-------- Raw data
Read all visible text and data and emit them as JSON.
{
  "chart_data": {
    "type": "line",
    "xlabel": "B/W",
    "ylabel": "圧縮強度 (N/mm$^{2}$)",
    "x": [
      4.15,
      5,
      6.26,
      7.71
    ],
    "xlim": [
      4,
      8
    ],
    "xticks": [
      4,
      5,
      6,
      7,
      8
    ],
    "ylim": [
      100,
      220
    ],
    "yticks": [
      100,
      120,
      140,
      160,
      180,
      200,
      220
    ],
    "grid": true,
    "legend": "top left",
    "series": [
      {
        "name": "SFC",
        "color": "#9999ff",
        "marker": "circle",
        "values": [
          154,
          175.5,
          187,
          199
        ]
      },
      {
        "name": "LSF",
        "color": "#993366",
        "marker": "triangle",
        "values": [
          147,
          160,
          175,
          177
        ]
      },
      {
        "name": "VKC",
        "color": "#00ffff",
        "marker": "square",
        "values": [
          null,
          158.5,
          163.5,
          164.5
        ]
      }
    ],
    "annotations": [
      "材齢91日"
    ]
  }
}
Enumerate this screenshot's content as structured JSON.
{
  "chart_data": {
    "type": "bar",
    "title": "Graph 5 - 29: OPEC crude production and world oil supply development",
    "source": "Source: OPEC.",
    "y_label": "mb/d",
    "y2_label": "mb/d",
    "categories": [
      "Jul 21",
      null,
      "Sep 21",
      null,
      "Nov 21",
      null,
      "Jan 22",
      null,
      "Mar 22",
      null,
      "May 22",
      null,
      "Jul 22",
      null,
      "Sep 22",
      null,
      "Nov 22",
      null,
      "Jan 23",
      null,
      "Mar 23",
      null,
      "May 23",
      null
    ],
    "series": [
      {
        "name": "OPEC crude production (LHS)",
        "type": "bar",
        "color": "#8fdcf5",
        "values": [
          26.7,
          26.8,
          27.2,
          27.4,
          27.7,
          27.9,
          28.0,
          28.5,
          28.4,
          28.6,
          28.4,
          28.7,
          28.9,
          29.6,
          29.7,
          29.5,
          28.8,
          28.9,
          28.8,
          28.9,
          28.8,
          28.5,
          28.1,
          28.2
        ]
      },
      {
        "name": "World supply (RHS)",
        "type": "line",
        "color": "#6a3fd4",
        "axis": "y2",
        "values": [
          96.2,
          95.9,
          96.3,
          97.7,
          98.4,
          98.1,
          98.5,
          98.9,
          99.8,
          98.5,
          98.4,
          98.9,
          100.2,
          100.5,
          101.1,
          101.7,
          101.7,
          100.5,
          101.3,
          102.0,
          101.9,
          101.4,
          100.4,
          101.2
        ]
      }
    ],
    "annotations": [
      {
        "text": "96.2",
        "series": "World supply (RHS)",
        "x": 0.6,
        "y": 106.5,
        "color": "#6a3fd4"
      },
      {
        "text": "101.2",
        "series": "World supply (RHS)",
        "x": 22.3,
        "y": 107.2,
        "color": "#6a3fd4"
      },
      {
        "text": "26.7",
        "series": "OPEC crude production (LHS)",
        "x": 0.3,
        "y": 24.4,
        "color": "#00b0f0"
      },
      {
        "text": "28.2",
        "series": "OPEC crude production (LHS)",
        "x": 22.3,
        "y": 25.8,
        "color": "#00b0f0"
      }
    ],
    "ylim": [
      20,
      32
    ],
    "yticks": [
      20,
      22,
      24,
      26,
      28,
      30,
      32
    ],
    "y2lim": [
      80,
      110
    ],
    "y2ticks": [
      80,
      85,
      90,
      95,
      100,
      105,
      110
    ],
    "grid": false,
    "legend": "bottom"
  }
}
----------------
What you have to do:
Gather all lines from the listing above in which "OPEC" occurs.

Exercise answer:
    "title": "Graph 5 - 29: OPEC crude production and world oil supply development",
    "source": "Source: OPEC.",
        "name": "OPEC crude production (LHS)",
        "series": "OPEC crude production (LHS)",
        "series": "OPEC crude production (LHS)",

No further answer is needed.